------ MATERIALS PROVIDED
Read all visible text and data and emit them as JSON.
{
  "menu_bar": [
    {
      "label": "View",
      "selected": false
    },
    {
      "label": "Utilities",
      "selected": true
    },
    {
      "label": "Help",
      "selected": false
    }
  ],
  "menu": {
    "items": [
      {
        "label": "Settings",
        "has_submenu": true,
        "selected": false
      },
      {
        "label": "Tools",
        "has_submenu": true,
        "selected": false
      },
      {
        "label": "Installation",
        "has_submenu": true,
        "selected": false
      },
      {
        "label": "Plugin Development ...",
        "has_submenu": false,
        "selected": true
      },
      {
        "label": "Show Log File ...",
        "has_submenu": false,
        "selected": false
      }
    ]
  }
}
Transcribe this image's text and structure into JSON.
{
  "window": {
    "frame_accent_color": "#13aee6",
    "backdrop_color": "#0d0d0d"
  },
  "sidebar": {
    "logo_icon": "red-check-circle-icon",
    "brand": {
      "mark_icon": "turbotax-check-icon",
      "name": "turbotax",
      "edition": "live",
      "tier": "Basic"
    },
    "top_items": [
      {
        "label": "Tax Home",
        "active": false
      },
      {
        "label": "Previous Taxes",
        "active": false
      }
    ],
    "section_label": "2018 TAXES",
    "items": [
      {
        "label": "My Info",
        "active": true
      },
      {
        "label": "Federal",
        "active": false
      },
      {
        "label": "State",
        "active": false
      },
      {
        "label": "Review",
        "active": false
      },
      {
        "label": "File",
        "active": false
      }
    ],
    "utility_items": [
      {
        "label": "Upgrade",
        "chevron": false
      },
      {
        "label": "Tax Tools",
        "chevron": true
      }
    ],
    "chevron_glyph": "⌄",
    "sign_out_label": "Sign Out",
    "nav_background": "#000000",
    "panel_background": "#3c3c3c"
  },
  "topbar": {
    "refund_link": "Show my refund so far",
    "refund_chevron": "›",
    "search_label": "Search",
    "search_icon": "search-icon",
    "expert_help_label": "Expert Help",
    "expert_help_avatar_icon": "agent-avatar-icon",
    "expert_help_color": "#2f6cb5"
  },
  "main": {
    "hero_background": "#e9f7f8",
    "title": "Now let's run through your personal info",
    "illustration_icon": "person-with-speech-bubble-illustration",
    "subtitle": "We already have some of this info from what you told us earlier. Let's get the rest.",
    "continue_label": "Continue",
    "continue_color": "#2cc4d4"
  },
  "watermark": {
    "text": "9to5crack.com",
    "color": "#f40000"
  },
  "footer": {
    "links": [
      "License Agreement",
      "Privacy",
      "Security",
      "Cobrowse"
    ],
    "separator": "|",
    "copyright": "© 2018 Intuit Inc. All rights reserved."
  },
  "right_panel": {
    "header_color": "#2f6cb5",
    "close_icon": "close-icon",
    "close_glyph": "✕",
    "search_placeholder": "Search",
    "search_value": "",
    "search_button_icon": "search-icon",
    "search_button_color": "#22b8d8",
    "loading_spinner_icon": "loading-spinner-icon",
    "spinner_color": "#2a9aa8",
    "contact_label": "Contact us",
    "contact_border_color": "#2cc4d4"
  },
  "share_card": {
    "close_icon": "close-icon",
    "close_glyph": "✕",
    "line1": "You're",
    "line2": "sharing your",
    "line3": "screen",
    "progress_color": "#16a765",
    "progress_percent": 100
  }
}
------------
→ EXERCISE REQUIREMENTS:
Retype the material in full, character for character.

→ THE OUTPUT:
Read all visible text and data and emit them as JSON.
{
  "menu_bar": [
    {
      "label": "View",
      "selected": false
    },
    {
      "label": "Utilities",
      "selected": true
    },
    {
      "label": "Help",
      "selected": false
    }
  ],
  "menu": {
    "items": [
      {
        "label": "Settings",
        "has_submenu": true,
        "selected": false
      },
      {
        "label": "Tools",
        "has_submenu": true,
        "selected": false
      },
      {
        "label": "Installation",
        "has_submenu": true,
        "selected": false
      },
      {
        "label": "Plugin Development ...",
        "has_submenu": false,
        "selected": true
      },
      {
        "label": "Show Log File ...",
        "has_submenu": false,
        "selected": false
      }
    ]
  }
}
Transcribe this image's text and structure into JSON.
{
  "window": {
    "frame_accent_color": "#13aee6",
    "backdrop_color": "#0d0d0d"
  },
  "sidebar": {
    "logo_icon": "red-check-circle-icon",
    "brand": {
      "mark_icon": "turbotax-check-icon",
      "name": "turbotax",
      "edition": "live",
      "tier": "Basic"
    },
    "top_items": [
      {
        "label": "Tax Home",
        "active": false
      },
      {
        "label": "Previous Taxes",
        "active": false
      }
    ],
    "section_label": "2018 TAXES",
    "items": [
      {
        "label": "My Info",
        "active": true
      },
      {
        "label": "Federal",
        "active": false
      },
      {
        "label": "State",
        "active": false
      },
      {
        "label": "Review",
        "active": false
      },
      {
        "label": "File",
        "active": false
      }
    ],
    "utility_items": [
      {
        "label": "Upgrade",
        "chevron": false
      },
      {
        "label": "Tax Tools",
        "chevron": true
      }
    ],
    "chevron_glyph": "⌄",
    "sign_out_label": "Sign Out",
    "nav_background": "#000000",
    "panel_background": "#3c3c3c"
  },
  "topbar": {
    "refund_link": "Show my refund so far",
    "refund_chevron": "›",
    "search_label": "Search",
    "search_icon": "search-icon",
    "expert_help_label": "Expert Help",
    "expert_help_avatar_icon": "agent-avatar-icon",
    "expert_help_color": "#2f6cb5"
  },
  "main": {
    "hero_background": "#e9f7f8",
    "title": "Now let's run through your personal info",
    "illustration_icon": "person-with-speech-bubble-illustration",
    "subtitle": "We already have some of this info from what you told us earlier. Let's get the rest.",
    "continue_label": "Continue",
    "continue_color": "#2cc4d4"
  },
  "watermark": {
    "text": "9to5crack.com",
    "color": "#f40000"
  },
  "footer": {
    "links": [
      "License Agreement",
      "Privacy",
      "Security",
      "Cobrowse"
    ],
    "separator": "|",
    "copyright": "© 2018 Intuit Inc. All rights reserved."
  },
  "right_panel": {
    "header_color": "#2f6cb5",
    "close_icon": "close-icon",
    "close_glyph": "✕",
    "search_placeholder": "Search",
    "search_value": "",
    "search_button_icon": "search-icon",
    "search_button_color": "#22b8d8",
    "loading_spinner_icon": "loading-spinner-icon",
    "spinner_color": "#2a9aa8",
    "contact_label": "Contact us",
    "contact_border_color": "#2cc4d4"
  },
  "share_card": {
    "close_icon": "close-icon",
    "close_glyph": "✕",
    "line1": "You're",
    "line2": "sharing your",
    "line3": "screen",
    "progress_color": "#16a765",
    "progress_percent": 100
  }
}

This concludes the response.